[Exercise requirements] Determine the number of lines in these entries that hold the word "about". Give the number and nothing more.

Items from a data source:
§

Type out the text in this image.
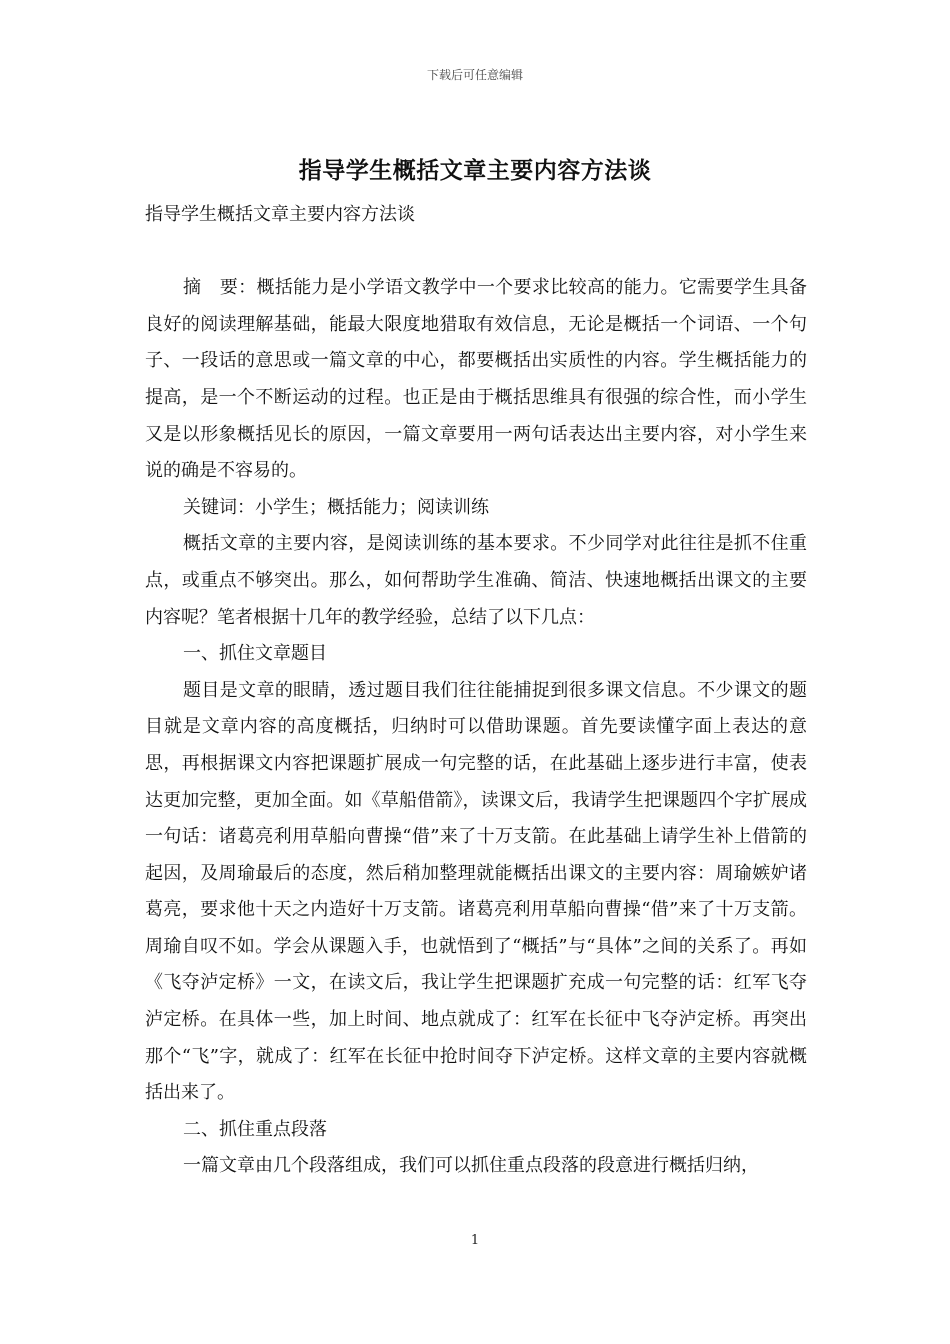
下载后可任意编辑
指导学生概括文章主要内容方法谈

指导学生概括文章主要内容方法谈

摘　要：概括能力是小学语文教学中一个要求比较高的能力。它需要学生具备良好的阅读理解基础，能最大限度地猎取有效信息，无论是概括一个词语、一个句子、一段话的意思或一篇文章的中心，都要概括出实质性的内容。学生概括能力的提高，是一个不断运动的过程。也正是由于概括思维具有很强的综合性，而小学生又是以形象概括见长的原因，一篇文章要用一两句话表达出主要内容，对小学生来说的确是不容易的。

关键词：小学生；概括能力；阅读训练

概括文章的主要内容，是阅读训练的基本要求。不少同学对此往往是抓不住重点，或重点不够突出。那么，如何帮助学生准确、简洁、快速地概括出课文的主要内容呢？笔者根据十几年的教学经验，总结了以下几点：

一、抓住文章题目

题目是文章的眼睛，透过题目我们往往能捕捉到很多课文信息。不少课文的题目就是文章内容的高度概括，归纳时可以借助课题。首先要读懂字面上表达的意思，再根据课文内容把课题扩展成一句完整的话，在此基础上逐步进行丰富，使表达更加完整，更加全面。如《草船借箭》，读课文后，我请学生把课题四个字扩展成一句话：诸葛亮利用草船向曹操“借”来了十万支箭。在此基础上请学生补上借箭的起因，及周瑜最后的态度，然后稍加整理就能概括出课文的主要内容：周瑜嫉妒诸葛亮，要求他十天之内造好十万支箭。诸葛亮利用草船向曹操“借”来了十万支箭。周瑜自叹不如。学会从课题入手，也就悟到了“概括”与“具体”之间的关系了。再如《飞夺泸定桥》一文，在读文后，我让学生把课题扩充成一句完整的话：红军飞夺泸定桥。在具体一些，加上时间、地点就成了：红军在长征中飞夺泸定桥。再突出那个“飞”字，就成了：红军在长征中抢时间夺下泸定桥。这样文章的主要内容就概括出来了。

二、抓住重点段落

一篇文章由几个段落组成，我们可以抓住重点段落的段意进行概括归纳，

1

§

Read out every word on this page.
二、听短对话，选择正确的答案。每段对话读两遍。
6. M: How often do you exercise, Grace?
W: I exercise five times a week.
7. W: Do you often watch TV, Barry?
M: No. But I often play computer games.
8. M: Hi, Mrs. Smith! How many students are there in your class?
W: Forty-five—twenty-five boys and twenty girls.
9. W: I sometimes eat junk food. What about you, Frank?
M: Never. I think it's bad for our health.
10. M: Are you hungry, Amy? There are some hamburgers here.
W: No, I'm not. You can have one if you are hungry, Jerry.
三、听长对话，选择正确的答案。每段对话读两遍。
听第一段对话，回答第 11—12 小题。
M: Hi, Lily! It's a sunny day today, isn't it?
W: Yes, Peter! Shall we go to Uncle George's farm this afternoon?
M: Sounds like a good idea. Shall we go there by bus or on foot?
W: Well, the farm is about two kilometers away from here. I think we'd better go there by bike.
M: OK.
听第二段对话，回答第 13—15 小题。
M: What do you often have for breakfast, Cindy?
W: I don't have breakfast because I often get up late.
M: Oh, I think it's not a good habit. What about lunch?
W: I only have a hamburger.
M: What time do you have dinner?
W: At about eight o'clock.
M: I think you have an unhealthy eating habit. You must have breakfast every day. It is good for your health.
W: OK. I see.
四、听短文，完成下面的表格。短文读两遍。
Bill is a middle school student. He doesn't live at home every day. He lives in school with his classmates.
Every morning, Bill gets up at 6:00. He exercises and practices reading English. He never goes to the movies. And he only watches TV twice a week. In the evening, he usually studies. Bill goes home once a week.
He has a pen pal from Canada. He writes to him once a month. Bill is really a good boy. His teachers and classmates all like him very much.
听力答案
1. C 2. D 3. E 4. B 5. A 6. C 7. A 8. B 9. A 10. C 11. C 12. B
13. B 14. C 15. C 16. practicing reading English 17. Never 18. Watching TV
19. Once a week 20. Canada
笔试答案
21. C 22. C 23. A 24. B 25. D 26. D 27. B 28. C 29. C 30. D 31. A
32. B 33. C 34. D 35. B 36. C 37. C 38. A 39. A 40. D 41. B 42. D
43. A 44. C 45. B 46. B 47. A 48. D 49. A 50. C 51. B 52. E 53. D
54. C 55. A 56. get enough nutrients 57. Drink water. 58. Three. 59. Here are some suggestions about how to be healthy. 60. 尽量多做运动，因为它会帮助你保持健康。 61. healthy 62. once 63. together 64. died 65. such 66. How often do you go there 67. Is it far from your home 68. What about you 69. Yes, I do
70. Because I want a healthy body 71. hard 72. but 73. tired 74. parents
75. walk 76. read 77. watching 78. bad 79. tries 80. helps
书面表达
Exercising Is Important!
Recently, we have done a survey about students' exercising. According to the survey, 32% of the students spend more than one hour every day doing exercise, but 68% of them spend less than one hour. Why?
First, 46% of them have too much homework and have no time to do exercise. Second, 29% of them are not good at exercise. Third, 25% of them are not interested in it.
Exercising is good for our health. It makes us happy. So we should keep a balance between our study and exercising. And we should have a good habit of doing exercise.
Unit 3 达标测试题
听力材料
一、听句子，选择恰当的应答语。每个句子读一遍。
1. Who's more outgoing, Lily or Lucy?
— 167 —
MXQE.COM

§

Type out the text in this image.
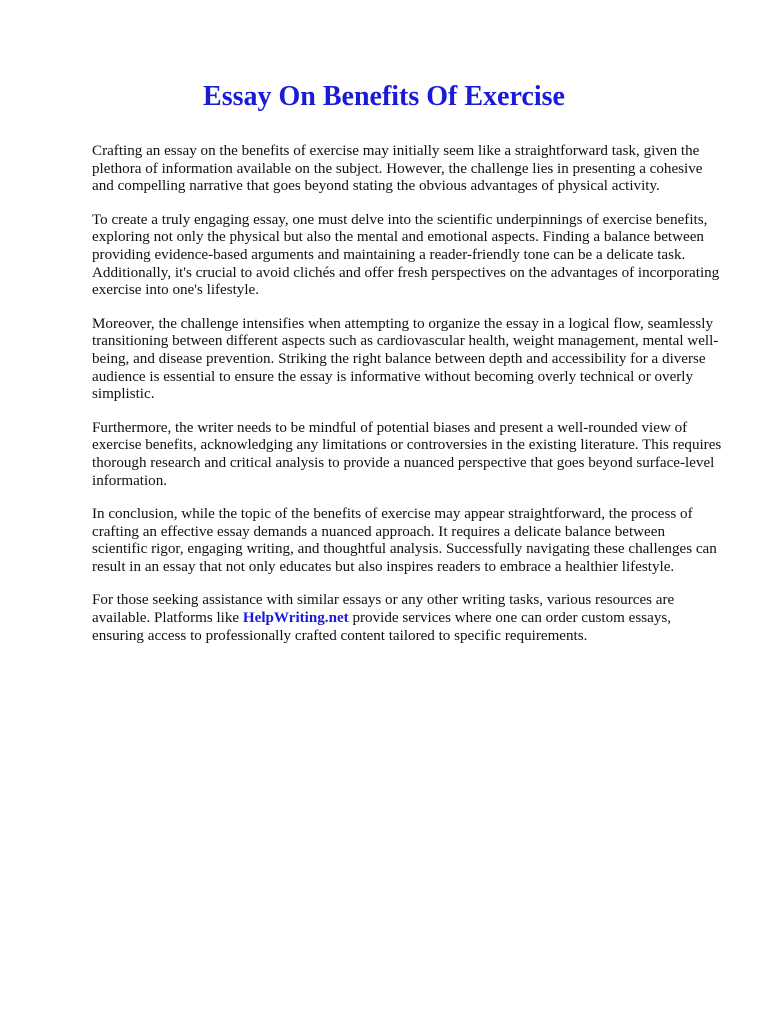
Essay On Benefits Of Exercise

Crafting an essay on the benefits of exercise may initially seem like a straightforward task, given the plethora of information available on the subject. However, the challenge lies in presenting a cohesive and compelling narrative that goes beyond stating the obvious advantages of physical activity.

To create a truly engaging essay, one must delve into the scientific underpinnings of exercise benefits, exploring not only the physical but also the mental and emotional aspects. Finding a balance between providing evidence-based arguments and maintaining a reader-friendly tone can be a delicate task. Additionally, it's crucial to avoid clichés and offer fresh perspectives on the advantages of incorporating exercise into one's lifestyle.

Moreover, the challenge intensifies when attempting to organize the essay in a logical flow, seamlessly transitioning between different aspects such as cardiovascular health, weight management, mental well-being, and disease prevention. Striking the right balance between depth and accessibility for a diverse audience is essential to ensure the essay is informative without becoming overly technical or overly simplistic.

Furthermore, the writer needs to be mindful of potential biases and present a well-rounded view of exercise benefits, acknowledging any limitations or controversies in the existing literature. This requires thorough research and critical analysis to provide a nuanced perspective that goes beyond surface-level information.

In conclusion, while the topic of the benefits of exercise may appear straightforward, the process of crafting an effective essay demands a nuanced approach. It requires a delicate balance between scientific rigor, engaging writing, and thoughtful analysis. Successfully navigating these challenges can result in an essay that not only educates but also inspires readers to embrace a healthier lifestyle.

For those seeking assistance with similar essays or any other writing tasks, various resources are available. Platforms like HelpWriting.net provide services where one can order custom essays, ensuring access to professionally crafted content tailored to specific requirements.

§

[Exercise response] 6